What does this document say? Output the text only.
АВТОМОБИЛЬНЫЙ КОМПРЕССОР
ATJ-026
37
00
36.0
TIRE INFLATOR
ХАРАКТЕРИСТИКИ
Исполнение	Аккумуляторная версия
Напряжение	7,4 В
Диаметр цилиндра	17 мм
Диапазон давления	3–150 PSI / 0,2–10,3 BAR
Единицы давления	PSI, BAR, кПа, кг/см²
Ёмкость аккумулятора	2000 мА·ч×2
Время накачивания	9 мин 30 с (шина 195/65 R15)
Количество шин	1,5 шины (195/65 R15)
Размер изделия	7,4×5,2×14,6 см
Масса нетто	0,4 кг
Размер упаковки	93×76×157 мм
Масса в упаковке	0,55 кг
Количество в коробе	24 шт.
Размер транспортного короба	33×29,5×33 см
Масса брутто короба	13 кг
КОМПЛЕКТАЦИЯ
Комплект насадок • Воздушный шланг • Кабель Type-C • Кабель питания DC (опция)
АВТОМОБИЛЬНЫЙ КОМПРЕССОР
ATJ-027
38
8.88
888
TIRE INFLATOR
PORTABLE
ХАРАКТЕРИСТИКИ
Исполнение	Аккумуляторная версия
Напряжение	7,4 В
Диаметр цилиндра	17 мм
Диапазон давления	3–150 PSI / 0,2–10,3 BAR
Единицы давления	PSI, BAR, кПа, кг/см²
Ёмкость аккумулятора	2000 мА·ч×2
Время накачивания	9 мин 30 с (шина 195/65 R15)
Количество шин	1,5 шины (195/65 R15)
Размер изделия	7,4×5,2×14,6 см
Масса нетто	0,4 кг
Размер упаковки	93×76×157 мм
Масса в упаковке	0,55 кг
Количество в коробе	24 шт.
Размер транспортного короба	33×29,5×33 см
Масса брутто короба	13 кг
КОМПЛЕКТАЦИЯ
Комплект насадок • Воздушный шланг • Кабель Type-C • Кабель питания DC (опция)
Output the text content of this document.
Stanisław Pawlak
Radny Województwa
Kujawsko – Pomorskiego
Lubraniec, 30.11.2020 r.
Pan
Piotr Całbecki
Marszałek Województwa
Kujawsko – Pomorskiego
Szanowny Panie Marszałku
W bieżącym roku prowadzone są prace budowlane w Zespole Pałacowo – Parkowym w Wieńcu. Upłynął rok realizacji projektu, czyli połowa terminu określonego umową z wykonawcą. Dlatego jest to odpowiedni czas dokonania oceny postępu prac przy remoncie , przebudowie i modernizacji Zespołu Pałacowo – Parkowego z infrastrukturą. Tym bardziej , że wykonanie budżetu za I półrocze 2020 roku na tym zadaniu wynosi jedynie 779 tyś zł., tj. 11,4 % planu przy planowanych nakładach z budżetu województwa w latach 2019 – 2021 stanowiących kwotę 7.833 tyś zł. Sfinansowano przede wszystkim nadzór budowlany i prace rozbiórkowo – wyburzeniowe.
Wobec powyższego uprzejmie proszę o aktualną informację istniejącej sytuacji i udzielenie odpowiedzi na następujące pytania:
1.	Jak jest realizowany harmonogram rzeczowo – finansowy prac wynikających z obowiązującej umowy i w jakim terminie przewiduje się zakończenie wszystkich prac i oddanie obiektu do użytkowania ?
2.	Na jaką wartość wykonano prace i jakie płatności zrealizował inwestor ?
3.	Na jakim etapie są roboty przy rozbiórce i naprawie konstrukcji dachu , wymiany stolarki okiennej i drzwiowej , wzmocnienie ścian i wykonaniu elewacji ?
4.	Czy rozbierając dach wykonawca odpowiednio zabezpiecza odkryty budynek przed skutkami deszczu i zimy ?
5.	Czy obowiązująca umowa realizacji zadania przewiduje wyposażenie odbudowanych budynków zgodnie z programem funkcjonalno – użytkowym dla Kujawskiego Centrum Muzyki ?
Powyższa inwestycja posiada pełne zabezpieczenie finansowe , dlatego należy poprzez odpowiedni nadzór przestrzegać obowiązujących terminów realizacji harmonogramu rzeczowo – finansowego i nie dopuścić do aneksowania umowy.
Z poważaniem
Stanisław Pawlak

● ● ● ●

Which lines contain "realizacji"? Copy each of them.

W bieżącym roku prowadzone są prace budowlane w Zespole Pałacowo – Parkowym w Wieńcu. Upłynął rok realizacji projektu, czyli połowa terminu określonego umową z wykonawcą. Dlatego jest to odpowiedni czas dokonania oceny postępu prac przy remoncie , przebudowie i modernizacji Zespołu Pałacowo – Parkowego z infrastrukturą. Tym bardziej , że wykonanie budżetu za I półrocze 2020 roku na tym zadaniu wynosi jedynie 779 tyś zł., tj. 11,4 % planu przy planowanych nakładach z budżetu województwa w latach 2019 – 2021 stanowiących kwotę 7.833 tyś zł. Sfinansowano przede wszystkim nadzór budowlany i prace rozbiórkowo – wyburzeniowe.
5.	Czy obowiązująca umowa realizacji zadania przewiduje wyposażenie odbudowanych budynków zgodnie z programem funkcjonalno – użytkowym dla Kujawskiego Centrum Muzyki ?
Powyższa inwestycja posiada pełne zabezpieczenie finansowe , dlatego należy poprzez odpowiedni nadzór przestrzegać obowiązujących terminów realizacji harmonogramu rzeczowo – finansowego i nie dopuścić do aneksowania umowy.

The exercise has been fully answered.